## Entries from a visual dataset
####

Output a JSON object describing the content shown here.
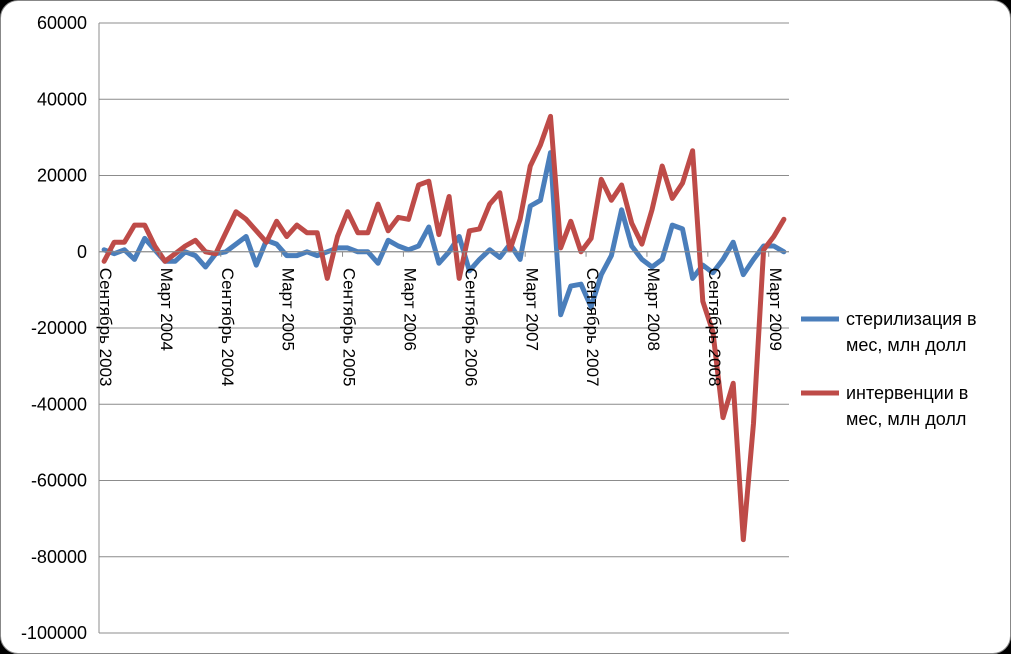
{
  "chart_data": {
    "type": "line",
    "title": "",
    "xlabel": "",
    "ylabel": "",
    "ylim": [
      -100000,
      60000
    ],
    "y_ticks": [
      "60000",
      "40000",
      "20000",
      "0",
      "-20000",
      "-40000",
      "-60000",
      "-80000",
      "-100000"
    ],
    "y_tick_values": [
      60000,
      40000,
      20000,
      0,
      -20000,
      -40000,
      -60000,
      -80000,
      -100000
    ],
    "grid": true,
    "legend_position": "right",
    "x_tick_labels": [
      {
        "label": "Сентябрь 2003",
        "index": 0
      },
      {
        "label": "Март 2004",
        "index": 6
      },
      {
        "label": "Сентябрь 2004",
        "index": 12
      },
      {
        "label": "Март 2005",
        "index": 18
      },
      {
        "label": "Сентябрь 2005",
        "index": 24
      },
      {
        "label": "Март 2006",
        "index": 30
      },
      {
        "label": "Сентябрь 2006",
        "index": 36
      },
      {
        "label": "Март 2007",
        "index": 42
      },
      {
        "label": "Сентябрь 2007",
        "index": 48
      },
      {
        "label": "Март 2008",
        "index": 54
      },
      {
        "label": "Сентябрь 2008",
        "index": 60
      },
      {
        "label": "Март 2009",
        "index": 66
      }
    ],
    "series": [
      {
        "name": "стерилизация в мес, млн долл",
        "color": "#4a7ebb",
        "values": [
          500,
          -500,
          500,
          -2000,
          3500,
          500,
          -2500,
          -2500,
          0,
          -1000,
          -4000,
          -500,
          0,
          2000,
          4000,
          -3500,
          3000,
          2000,
          -1000,
          -1000,
          0,
          -1000,
          0,
          1000,
          1000,
          0,
          0,
          -3000,
          3000,
          1500,
          500,
          1500,
          6500,
          -3000,
          0,
          4000,
          -5000,
          -2000,
          500,
          -1500,
          2000,
          -2000,
          12000,
          13500,
          26000,
          -16500,
          -9000,
          -8500,
          -14500,
          -6000,
          -1000,
          11000,
          1500,
          -2000,
          -4000,
          -2000,
          7000,
          6000,
          -7000,
          -3500,
          -5500,
          -2000,
          2500,
          -6000,
          -2000,
          1500,
          1500,
          0
        ]
      },
      {
        "name": "интервенции в мес, млн долл",
        "color": "#be4b48",
        "values": [
          -2500,
          2500,
          2500,
          7000,
          7000,
          1500,
          -2500,
          -500,
          1500,
          3000,
          0,
          -500,
          5000,
          10500,
          8500,
          5500,
          2500,
          8000,
          4000,
          7000,
          5000,
          5000,
          -7000,
          4000,
          10500,
          5000,
          5000,
          12500,
          5500,
          9000,
          8500,
          17500,
          18500,
          4500,
          14500,
          -7000,
          5500,
          6000,
          12500,
          15500,
          500,
          8500,
          22500,
          28000,
          35500,
          1000,
          8000,
          0,
          3500,
          19000,
          13500,
          17500,
          7500,
          2000,
          11000,
          22500,
          14000,
          18000,
          26500,
          -13000,
          -21000,
          -43500,
          -34500,
          -75500,
          -45000,
          500,
          4000,
          8500
        ]
      }
    ],
    "legend": [
      {
        "line1": "стерилизация в",
        "line2": "мес, млн долл"
      },
      {
        "line1": "интервенции в",
        "line2": "мес, млн долл"
      }
    ]
  }
}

####

## Set exercise
From the listing above, copy every line that holds the string "index".

## Exercise solution
        "index": 0
        "index": 6
        "index": 12
        "index": 18
        "index": 24
        "index": 30
        "index": 36
        "index": 42
        "index": 48
        "index": 54
        "index": 60
        "index": 66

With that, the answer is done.